Go through the data below. Pull out every line that has the word "Games".

· · · · ·

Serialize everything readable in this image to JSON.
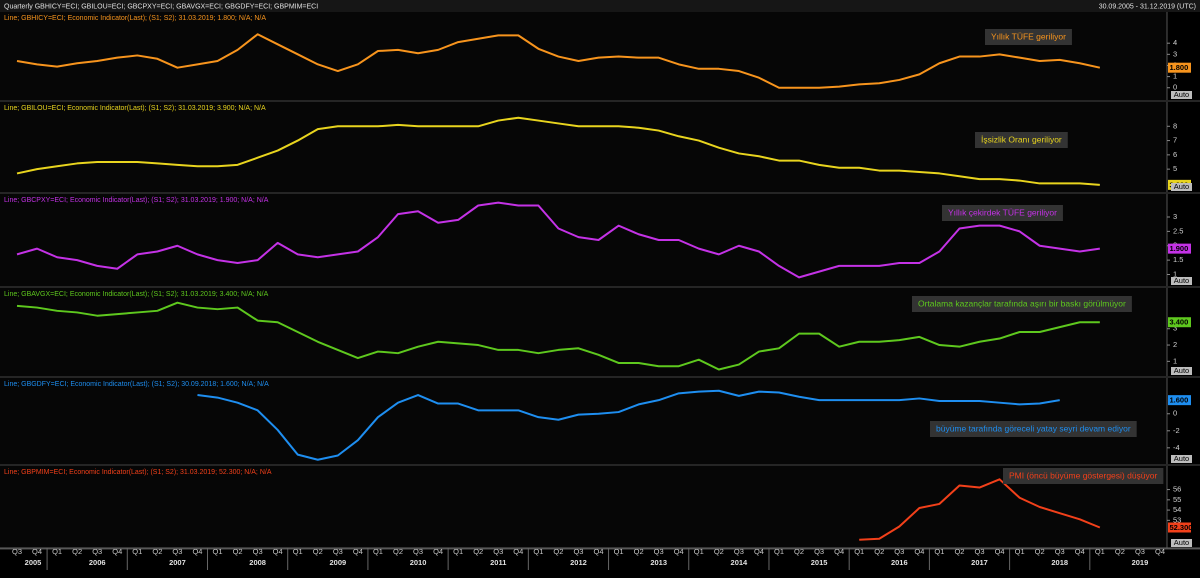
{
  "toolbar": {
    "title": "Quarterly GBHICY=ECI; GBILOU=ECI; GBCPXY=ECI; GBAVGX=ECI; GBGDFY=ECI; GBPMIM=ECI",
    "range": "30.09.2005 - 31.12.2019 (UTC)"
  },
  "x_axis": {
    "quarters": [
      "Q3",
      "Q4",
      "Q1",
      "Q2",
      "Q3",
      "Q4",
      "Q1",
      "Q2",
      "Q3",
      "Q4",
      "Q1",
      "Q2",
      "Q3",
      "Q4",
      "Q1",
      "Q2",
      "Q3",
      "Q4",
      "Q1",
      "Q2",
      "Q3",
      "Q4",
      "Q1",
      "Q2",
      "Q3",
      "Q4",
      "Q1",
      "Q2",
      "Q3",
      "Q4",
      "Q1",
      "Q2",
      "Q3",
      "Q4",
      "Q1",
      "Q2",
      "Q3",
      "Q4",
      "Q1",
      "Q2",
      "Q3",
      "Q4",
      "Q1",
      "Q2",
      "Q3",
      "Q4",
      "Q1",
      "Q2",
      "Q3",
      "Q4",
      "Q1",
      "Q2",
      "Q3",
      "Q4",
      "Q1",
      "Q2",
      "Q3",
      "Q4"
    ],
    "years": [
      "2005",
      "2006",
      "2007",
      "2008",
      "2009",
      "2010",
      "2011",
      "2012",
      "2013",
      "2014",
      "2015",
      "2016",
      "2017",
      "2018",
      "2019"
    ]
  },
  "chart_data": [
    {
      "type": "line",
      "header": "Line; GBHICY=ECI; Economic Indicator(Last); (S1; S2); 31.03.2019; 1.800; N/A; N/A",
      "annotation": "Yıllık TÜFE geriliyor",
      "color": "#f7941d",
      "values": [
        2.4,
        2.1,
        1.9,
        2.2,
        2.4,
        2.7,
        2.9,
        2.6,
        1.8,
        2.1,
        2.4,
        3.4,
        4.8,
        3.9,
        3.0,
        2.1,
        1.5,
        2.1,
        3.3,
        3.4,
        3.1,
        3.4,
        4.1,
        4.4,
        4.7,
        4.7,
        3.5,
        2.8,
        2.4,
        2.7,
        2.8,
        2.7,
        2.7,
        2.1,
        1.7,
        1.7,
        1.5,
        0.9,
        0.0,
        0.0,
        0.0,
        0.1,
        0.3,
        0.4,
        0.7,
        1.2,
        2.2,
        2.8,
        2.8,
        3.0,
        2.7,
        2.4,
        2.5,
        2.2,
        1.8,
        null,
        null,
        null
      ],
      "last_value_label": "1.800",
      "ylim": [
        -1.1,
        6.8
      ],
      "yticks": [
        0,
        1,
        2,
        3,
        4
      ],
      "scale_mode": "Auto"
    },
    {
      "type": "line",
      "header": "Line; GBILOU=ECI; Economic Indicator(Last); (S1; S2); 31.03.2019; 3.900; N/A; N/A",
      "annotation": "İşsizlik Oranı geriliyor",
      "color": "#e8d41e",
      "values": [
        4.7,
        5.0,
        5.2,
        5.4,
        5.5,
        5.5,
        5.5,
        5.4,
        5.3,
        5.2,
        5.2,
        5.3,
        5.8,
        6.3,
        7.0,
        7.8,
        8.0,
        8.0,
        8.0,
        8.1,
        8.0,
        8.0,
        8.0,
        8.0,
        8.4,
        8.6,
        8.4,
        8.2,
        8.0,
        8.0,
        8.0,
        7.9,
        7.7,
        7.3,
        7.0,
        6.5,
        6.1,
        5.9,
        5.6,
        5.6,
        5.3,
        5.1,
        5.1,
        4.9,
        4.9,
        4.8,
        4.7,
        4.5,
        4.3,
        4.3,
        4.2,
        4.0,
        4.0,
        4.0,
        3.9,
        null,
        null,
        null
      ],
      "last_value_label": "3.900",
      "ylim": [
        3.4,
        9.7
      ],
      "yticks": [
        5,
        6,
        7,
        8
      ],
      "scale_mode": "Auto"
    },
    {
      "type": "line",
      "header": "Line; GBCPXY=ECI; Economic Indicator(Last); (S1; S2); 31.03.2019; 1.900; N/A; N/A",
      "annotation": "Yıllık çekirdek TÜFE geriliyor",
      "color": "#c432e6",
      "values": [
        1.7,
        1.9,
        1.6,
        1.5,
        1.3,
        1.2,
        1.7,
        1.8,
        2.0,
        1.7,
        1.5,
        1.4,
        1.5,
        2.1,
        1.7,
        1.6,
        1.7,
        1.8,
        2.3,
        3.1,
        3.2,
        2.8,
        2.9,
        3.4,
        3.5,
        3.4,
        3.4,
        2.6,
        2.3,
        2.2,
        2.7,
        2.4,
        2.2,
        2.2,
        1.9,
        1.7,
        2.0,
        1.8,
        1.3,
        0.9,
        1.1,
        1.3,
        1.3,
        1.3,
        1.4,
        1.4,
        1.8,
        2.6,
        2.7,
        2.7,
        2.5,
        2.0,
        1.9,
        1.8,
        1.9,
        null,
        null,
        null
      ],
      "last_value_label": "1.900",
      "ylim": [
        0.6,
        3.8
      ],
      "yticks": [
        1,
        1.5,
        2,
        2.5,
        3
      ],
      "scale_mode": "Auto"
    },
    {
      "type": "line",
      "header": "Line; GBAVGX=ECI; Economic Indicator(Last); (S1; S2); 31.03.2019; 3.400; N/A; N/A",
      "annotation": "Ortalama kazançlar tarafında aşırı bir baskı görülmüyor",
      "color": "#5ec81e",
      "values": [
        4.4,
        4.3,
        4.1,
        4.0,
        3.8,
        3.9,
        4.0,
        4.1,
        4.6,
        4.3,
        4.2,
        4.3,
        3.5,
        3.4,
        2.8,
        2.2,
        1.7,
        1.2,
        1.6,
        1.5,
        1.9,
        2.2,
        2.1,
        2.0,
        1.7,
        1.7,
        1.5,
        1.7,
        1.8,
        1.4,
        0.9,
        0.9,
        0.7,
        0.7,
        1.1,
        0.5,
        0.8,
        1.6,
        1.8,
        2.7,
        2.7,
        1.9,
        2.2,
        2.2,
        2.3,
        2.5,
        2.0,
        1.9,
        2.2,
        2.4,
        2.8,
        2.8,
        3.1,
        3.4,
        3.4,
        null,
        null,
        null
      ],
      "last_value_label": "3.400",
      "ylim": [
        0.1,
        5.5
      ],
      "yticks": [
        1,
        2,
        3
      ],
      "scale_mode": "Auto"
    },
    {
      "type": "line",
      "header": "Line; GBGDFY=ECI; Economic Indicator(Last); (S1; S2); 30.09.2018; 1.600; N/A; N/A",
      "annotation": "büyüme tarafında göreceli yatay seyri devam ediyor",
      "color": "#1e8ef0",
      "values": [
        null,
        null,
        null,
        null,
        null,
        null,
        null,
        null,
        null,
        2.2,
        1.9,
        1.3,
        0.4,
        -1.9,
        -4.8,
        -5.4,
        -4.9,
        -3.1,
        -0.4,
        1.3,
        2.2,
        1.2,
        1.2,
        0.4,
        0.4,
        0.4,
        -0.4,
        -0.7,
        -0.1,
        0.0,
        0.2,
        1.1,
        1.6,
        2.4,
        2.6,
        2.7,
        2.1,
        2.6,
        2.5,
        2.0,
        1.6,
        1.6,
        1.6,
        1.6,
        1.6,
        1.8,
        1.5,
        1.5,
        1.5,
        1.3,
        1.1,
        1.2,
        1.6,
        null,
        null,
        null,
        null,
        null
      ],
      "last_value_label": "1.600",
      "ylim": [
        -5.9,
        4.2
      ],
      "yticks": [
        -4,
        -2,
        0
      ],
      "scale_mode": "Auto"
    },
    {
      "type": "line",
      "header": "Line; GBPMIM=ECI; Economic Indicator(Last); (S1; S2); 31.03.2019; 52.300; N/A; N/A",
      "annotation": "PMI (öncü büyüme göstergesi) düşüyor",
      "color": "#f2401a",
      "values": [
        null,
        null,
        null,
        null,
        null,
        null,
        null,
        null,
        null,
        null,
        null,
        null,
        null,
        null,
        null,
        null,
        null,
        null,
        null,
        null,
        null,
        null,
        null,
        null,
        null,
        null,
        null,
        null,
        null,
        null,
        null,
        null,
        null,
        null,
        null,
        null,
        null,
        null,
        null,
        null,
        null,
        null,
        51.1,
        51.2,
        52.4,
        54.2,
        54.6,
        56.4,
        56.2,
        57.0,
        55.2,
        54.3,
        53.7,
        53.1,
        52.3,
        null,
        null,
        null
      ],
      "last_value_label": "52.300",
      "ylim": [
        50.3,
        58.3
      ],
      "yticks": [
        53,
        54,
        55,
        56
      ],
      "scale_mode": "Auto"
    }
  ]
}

· · · · ·

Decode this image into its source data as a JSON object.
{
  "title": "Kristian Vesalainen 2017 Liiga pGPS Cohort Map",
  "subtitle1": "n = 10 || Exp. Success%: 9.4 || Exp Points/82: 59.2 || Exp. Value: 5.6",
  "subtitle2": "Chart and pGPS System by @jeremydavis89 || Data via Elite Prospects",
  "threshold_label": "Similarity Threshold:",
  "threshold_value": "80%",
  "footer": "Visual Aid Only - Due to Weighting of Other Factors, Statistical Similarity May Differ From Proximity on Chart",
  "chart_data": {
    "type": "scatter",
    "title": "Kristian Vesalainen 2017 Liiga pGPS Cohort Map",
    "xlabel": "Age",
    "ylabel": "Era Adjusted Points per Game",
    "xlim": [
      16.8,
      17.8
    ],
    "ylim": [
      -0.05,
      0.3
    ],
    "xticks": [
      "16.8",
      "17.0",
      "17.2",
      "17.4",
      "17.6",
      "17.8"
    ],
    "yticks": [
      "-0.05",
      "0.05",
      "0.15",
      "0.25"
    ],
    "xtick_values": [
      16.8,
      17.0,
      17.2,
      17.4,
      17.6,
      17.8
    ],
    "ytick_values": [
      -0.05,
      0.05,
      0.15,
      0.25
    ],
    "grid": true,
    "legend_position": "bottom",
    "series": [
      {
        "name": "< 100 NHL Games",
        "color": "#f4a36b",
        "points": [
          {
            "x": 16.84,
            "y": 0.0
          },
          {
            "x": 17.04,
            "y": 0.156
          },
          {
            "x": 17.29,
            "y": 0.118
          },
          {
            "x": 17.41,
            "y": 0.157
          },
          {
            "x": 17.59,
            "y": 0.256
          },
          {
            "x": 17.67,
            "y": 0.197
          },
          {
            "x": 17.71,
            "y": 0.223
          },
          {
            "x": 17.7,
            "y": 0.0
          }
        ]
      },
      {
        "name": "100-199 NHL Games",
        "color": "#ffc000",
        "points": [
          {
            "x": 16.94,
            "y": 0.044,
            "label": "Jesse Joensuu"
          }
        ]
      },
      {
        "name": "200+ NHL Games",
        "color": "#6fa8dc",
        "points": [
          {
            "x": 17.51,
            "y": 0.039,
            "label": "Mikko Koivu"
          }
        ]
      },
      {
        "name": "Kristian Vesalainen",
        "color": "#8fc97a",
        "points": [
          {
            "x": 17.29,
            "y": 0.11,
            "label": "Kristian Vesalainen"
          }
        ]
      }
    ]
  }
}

· · · · ·

> In response
        "name": "< 100 NHL Games",
        "name": "100-199 NHL Games",
        "name": "200+ NHL Games",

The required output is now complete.